== Work to do ==
Pick out each line containing the string "Customer" and copy it.

[begin Data to process]

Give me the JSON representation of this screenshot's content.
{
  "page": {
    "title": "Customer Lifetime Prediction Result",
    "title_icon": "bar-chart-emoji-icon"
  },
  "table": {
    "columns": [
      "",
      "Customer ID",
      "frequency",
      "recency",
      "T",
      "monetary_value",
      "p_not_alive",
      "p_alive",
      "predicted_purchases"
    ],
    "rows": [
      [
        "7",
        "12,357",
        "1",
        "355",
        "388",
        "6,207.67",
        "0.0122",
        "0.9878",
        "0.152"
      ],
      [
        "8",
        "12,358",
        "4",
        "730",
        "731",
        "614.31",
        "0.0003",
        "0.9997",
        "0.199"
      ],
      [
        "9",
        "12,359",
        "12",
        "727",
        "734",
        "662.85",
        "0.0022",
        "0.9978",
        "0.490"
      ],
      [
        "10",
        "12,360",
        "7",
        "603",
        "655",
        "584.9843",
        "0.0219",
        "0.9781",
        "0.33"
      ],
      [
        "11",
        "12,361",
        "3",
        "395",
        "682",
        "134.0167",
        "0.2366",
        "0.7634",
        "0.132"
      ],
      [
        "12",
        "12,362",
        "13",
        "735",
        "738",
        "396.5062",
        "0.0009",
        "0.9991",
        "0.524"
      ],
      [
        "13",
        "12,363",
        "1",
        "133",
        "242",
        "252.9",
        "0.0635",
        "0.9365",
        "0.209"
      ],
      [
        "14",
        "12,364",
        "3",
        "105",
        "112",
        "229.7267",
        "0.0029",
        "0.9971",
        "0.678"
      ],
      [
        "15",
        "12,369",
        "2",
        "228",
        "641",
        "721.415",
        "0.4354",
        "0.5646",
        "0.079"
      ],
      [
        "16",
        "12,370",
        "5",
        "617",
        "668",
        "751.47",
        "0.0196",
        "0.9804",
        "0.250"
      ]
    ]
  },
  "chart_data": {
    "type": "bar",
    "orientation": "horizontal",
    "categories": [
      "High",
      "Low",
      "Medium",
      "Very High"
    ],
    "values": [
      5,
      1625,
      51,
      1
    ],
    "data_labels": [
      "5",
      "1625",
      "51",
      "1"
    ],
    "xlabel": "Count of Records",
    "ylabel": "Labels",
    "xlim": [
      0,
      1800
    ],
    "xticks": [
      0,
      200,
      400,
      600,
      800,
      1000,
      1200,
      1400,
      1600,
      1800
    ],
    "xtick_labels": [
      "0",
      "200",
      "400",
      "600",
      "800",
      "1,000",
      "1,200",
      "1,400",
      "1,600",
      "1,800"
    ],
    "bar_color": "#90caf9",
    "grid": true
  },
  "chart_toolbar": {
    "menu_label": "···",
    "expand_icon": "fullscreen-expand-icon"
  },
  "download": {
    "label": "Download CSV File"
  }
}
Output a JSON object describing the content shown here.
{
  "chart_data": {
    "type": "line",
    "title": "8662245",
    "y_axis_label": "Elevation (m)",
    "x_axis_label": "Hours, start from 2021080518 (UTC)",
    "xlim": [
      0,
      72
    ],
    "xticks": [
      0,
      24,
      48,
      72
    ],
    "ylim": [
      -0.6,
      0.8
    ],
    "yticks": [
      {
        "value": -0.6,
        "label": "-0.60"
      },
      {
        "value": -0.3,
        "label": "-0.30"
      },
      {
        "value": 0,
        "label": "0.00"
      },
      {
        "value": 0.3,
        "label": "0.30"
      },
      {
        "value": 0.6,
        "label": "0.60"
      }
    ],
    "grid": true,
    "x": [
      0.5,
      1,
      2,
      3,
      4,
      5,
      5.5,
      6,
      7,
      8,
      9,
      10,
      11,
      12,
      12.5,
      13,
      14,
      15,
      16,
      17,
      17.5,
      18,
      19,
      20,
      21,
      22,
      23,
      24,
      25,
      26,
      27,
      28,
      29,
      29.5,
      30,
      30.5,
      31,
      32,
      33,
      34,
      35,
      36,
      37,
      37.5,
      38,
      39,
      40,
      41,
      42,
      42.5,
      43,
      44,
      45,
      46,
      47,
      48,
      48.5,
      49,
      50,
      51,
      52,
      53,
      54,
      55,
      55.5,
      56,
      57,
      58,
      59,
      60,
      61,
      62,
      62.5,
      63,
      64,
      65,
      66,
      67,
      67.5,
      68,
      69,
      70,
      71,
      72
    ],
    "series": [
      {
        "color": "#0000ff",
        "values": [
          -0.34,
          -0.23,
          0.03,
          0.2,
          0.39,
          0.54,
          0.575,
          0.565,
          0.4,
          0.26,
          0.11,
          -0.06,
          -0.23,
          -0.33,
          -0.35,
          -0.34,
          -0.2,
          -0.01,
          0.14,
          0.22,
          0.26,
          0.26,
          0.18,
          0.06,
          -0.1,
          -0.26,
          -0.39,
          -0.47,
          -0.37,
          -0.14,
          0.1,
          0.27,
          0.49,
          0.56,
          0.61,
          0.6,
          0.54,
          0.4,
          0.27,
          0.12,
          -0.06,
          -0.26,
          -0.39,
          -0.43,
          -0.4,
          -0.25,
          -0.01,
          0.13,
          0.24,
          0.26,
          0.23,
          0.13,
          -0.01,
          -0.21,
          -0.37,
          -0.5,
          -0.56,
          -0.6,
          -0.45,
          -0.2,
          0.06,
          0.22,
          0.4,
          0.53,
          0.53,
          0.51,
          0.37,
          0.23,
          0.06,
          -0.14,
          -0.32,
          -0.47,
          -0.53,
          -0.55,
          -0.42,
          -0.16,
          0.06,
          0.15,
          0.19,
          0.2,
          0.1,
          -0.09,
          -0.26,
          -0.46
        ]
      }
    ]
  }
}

[end Data to process]

== Result of this exercise ==
    "title": "Customer Lifetime Prediction Result",
      "Customer ID",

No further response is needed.